— start Supplied records —
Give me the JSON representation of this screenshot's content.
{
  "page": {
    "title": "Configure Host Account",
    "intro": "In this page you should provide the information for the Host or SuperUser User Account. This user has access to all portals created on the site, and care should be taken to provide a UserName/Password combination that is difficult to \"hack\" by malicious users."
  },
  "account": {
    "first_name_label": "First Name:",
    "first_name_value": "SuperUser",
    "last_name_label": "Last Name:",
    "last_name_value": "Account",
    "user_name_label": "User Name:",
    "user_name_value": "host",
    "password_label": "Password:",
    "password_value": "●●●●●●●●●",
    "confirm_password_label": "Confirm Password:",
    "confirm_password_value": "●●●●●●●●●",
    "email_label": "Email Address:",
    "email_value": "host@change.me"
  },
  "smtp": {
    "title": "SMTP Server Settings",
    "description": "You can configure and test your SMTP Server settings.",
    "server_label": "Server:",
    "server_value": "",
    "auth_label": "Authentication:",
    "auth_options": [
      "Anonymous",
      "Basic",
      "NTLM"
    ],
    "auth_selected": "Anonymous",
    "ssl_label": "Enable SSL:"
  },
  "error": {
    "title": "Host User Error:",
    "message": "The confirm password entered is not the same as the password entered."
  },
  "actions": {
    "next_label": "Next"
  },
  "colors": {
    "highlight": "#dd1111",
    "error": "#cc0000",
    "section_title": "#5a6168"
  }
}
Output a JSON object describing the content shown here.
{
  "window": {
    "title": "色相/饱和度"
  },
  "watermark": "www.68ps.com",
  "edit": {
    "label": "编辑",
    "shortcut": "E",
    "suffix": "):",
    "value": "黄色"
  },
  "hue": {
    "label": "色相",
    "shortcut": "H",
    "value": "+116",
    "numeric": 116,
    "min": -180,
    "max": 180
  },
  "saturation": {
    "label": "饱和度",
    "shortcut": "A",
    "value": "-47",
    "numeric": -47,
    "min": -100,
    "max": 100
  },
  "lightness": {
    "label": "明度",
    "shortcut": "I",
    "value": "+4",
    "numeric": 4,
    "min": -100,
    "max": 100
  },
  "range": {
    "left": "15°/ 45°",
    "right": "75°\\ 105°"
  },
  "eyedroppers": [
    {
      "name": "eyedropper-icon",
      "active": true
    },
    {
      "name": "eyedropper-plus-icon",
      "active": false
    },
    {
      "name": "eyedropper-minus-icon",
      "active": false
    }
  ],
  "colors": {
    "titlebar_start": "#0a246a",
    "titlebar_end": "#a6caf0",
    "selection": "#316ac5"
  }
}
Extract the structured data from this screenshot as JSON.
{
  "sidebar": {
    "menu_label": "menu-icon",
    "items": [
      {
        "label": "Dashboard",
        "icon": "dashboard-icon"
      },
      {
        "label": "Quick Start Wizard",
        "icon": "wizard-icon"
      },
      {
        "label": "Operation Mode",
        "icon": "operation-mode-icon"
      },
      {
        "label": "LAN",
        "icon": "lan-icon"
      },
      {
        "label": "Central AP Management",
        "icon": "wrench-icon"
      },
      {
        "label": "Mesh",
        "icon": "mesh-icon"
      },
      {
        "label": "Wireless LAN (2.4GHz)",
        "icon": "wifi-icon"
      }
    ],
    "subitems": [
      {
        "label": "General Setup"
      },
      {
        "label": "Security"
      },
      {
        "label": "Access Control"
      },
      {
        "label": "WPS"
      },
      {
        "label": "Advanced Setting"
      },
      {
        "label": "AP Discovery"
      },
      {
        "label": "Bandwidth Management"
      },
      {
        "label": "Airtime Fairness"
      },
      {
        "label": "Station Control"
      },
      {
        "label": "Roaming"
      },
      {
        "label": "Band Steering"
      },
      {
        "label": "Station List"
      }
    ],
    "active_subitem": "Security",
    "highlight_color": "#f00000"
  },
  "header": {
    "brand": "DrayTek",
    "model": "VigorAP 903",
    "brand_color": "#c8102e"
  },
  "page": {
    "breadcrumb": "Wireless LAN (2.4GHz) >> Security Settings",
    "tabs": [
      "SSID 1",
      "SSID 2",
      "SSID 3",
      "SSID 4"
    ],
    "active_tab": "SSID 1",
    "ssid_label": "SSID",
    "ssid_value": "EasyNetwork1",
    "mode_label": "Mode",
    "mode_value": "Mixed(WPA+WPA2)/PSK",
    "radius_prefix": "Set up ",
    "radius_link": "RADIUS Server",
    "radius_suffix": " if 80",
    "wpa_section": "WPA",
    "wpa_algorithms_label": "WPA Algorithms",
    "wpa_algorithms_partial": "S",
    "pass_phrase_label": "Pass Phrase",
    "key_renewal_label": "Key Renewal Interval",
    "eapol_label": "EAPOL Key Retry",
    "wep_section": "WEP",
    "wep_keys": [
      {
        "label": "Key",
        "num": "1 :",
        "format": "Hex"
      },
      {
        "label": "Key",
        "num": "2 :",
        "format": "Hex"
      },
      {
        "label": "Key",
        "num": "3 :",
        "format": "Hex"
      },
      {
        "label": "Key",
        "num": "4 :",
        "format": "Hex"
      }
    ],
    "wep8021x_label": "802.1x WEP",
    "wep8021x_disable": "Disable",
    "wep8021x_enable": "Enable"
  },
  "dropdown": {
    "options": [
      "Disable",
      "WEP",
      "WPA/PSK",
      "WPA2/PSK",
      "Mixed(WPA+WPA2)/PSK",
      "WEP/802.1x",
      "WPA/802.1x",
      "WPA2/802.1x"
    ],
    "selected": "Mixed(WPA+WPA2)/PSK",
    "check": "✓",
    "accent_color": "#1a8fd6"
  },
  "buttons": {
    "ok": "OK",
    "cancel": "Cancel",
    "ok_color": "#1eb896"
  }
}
— end Supplied records —
- _What you should do_:
From the records above, extract everything verbatim.

- _Result_:
Give me the JSON representation of this screenshot's content.
{
  "page": {
    "title": "Configure Host Account",
    "intro": "In this page you should provide the information for the Host or SuperUser User Account. This user has access to all portals created on the site, and care should be taken to provide a UserName/Password combination that is difficult to \"hack\" by malicious users."
  },
  "account": {
    "first_name_label": "First Name:",
    "first_name_value": "SuperUser",
    "last_name_label": "Last Name:",
    "last_name_value": "Account",
    "user_name_label": "User Name:",
    "user_name_value": "host",
    "password_label": "Password:",
    "password_value": "●●●●●●●●●",
    "confirm_password_label": "Confirm Password:",
    "confirm_password_value": "●●●●●●●●●",
    "email_label": "Email Address:",
    "email_value": "host@change.me"
  },
  "smtp": {
    "title": "SMTP Server Settings",
    "description": "You can configure and test your SMTP Server settings.",
    "server_label": "Server:",
    "server_value": "",
    "auth_label": "Authentication:",
    "auth_options": [
      "Anonymous",
      "Basic",
      "NTLM"
    ],
    "auth_selected": "Anonymous",
    "ssl_label": "Enable SSL:"
  },
  "error": {
    "title": "Host User Error:",
    "message": "The confirm password entered is not the same as the password entered."
  },
  "actions": {
    "next_label": "Next"
  },
  "colors": {
    "highlight": "#dd1111",
    "error": "#cc0000",
    "section_title": "#5a6168"
  }
}
Output a JSON object describing the content shown here.
{
  "window": {
    "title": "色相/饱和度"
  },
  "watermark": "www.68ps.com",
  "edit": {
    "label": "编辑",
    "shortcut": "E",
    "suffix": "):",
    "value": "黄色"
  },
  "hue": {
    "label": "色相",
    "shortcut": "H",
    "value": "+116",
    "numeric": 116,
    "min": -180,
    "max": 180
  },
  "saturation": {
    "label": "饱和度",
    "shortcut": "A",
    "value": "-47",
    "numeric": -47,
    "min": -100,
    "max": 100
  },
  "lightness": {
    "label": "明度",
    "shortcut": "I",
    "value": "+4",
    "numeric": 4,
    "min": -100,
    "max": 100
  },
  "range": {
    "left": "15°/ 45°",
    "right": "75°\\ 105°"
  },
  "eyedroppers": [
    {
      "name": "eyedropper-icon",
      "active": true
    },
    {
      "name": "eyedropper-plus-icon",
      "active": false
    },
    {
      "name": "eyedropper-minus-icon",
      "active": false
    }
  ],
  "colors": {
    "titlebar_start": "#0a246a",
    "titlebar_end": "#a6caf0",
    "selection": "#316ac5"
  }
}
Extract the structured data from this screenshot as JSON.
{
  "sidebar": {
    "menu_label": "menu-icon",
    "items": [
      {
        "label": "Dashboard",
        "icon": "dashboard-icon"
      },
      {
        "label": "Quick Start Wizard",
        "icon": "wizard-icon"
      },
      {
        "label": "Operation Mode",
        "icon": "operation-mode-icon"
      },
      {
        "label": "LAN",
        "icon": "lan-icon"
      },
      {
        "label": "Central AP Management",
        "icon": "wrench-icon"
      },
      {
        "label": "Mesh",
        "icon": "mesh-icon"
      },
      {
        "label": "Wireless LAN (2.4GHz)",
        "icon": "wifi-icon"
      }
    ],
    "subitems": [
      {
        "label": "General Setup"
      },
      {
        "label": "Security"
      },
      {
        "label": "Access Control"
      },
      {
        "label": "WPS"
      },
      {
        "label": "Advanced Setting"
      },
      {
        "label": "AP Discovery"
      },
      {
        "label": "Bandwidth Management"
      },
      {
        "label": "Airtime Fairness"
      },
      {
        "label": "Station Control"
      },
      {
        "label": "Roaming"
      },
      {
        "label": "Band Steering"
      },
      {
        "label": "Station List"
      }
    ],
    "active_subitem": "Security",
    "highlight_color": "#f00000"
  },
  "header": {
    "brand": "DrayTek",
    "model": "VigorAP 903",
    "brand_color": "#c8102e"
  },
  "page": {
    "breadcrumb": "Wireless LAN (2.4GHz) >> Security Settings",
    "tabs": [
      "SSID 1",
      "SSID 2",
      "SSID 3",
      "SSID 4"
    ],
    "active_tab": "SSID 1",
    "ssid_label": "SSID",
    "ssid_value": "EasyNetwork1",
    "mode_label": "Mode",
    "mode_value": "Mixed(WPA+WPA2)/PSK",
    "radius_prefix": "Set up ",
    "radius_link": "RADIUS Server",
    "radius_suffix": " if 80",
    "wpa_section": "WPA",
    "wpa_algorithms_label": "WPA Algorithms",
    "wpa_algorithms_partial": "S",
    "pass_phrase_label": "Pass Phrase",
    "key_renewal_label": "Key Renewal Interval",
    "eapol_label": "EAPOL Key Retry",
    "wep_section": "WEP",
    "wep_keys": [
      {
        "label": "Key",
        "num": "1 :",
        "format": "Hex"
      },
      {
        "label": "Key",
        "num": "2 :",
        "format": "Hex"
      },
      {
        "label": "Key",
        "num": "3 :",
        "format": "Hex"
      },
      {
        "label": "Key",
        "num": "4 :",
        "format": "Hex"
      }
    ],
    "wep8021x_label": "802.1x WEP",
    "wep8021x_disable": "Disable",
    "wep8021x_enable": "Enable"
  },
  "dropdown": {
    "options": [
      "Disable",
      "WEP",
      "WPA/PSK",
      "WPA2/PSK",
      "Mixed(WPA+WPA2)/PSK",
      "WEP/802.1x",
      "WPA/802.1x",
      "WPA2/802.1x"
    ],
    "selected": "Mixed(WPA+WPA2)/PSK",
    "check": "✓",
    "accent_color": "#1a8fd6"
  },
  "buttons": {
    "ok": "OK",
    "cancel": "Cancel",
    "ok_color": "#1eb896"
  }
}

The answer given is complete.